[BEGIN Provided data]

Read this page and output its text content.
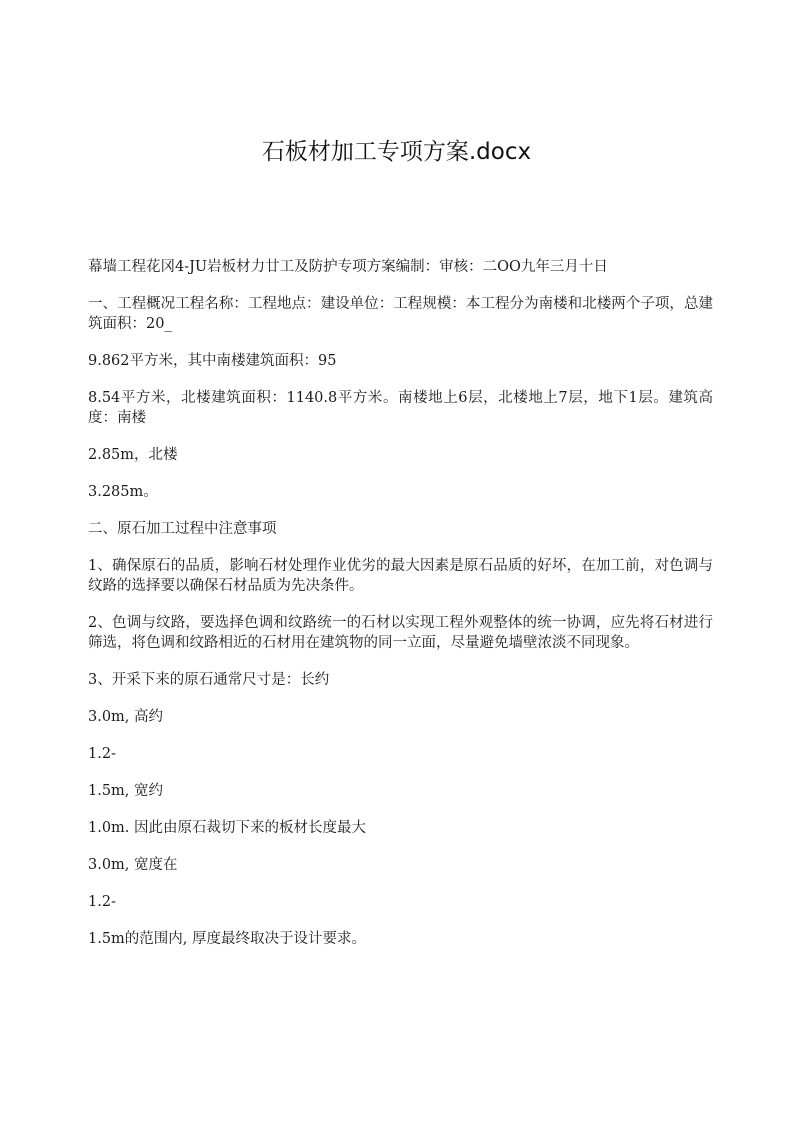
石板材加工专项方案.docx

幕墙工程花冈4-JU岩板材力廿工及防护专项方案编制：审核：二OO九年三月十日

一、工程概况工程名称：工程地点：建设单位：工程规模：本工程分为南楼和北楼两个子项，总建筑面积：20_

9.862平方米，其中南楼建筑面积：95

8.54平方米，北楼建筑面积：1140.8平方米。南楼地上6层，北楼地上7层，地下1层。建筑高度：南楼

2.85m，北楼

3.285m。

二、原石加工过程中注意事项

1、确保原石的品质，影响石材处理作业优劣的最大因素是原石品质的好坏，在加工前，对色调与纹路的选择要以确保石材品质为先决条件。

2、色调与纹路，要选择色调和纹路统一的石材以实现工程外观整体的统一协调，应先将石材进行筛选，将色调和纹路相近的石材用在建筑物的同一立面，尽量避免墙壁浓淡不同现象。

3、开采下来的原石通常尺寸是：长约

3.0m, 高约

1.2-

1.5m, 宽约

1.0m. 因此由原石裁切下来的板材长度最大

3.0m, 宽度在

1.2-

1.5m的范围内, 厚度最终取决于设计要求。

[END Provided data]

**Exercise directions**. Extract the full listing above verbatim; pictures are to be left out of the copy.

**Result**.
Read this page and output its text content.
石板材加工专项方案.docx

幕墙工程花冈4-JU岩板材力廿工及防护专项方案编制：审核：二OO九年三月十日

一、工程概况工程名称：工程地点：建设单位：工程规模：本工程分为南楼和北楼两个子项，总建筑面积：20_

9.862平方米，其中南楼建筑面积：95

8.54平方米，北楼建筑面积：1140.8平方米。南楼地上6层，北楼地上7层，地下1层。建筑高度：南楼

2.85m，北楼

3.285m。

二、原石加工过程中注意事项

1、确保原石的品质，影响石材处理作业优劣的最大因素是原石品质的好坏，在加工前，对色调与纹路的选择要以确保石材品质为先决条件。

2、色调与纹路，要选择色调和纹路统一的石材以实现工程外观整体的统一协调，应先将石材进行筛选，将色调和纹路相近的石材用在建筑物的同一立面，尽量避免墙壁浓淡不同现象。

3、开采下来的原石通常尺寸是：长约

3.0m, 高约

1.2-

1.5m, 宽约

1.0m. 因此由原石裁切下来的板材长度最大

3.0m, 宽度在

1.2-

1.5m的范围内, 厚度最终取决于设计要求。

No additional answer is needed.